Problem to solve:
Pick out the lines in the listing below that contain the word "this" and copy them.

Dataset:
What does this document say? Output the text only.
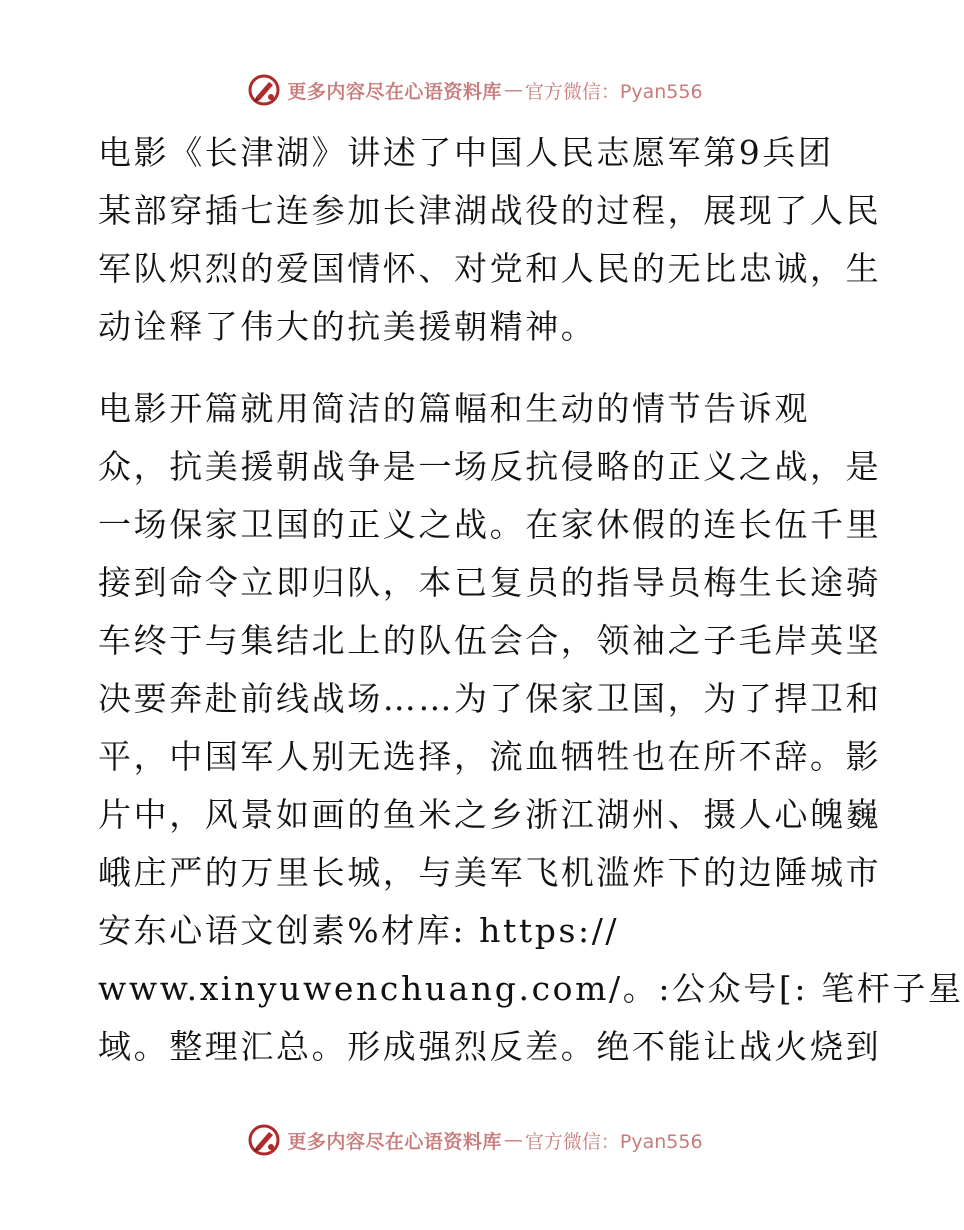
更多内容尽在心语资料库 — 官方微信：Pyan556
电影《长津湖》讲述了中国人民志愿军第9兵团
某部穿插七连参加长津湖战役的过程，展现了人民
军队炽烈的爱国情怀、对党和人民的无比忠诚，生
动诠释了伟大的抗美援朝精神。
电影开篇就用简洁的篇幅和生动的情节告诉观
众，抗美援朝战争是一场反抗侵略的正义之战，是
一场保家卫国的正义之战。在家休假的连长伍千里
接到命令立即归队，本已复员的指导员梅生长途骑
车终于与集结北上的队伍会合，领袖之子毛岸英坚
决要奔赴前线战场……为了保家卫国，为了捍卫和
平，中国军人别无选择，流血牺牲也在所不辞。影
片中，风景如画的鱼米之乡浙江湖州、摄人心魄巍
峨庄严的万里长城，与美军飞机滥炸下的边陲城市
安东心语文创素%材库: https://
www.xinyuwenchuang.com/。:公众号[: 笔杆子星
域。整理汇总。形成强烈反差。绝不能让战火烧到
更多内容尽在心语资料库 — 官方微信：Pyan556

* * *

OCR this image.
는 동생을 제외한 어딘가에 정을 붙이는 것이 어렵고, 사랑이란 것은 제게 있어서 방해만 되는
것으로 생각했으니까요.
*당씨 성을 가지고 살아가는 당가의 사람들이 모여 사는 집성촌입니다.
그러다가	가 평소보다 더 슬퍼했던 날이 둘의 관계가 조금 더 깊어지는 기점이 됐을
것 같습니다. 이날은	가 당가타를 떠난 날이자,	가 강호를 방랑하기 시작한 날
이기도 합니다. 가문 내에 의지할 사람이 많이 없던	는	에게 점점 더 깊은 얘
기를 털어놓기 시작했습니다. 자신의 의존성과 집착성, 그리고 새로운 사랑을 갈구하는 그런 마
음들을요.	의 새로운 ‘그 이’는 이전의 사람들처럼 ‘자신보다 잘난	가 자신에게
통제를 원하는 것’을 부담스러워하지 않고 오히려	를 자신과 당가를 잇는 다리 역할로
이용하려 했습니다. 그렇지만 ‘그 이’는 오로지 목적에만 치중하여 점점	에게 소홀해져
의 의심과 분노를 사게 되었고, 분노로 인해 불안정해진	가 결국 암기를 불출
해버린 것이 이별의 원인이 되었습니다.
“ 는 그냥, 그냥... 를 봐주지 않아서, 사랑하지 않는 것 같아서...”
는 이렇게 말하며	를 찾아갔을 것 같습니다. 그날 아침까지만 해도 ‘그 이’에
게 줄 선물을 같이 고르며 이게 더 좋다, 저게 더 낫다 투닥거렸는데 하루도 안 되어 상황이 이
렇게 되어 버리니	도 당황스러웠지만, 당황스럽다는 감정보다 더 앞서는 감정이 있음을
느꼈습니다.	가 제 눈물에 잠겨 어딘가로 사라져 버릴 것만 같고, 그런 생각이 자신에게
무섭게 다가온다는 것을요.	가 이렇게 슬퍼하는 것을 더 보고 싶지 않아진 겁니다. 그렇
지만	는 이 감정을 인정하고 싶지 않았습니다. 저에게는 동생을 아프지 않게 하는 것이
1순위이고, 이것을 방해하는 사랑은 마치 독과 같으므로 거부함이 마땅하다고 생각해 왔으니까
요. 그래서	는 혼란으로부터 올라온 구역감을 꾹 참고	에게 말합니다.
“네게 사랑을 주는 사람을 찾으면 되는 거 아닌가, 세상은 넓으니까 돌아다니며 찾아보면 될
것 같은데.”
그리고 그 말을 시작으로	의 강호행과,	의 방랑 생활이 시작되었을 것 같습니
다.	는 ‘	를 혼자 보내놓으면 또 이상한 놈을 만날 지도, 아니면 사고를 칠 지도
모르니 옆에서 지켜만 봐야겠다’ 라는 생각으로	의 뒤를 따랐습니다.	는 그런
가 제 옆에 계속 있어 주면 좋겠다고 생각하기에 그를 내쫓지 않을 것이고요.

Exercise result:
What does this document say? Output the text only.
OCR this image.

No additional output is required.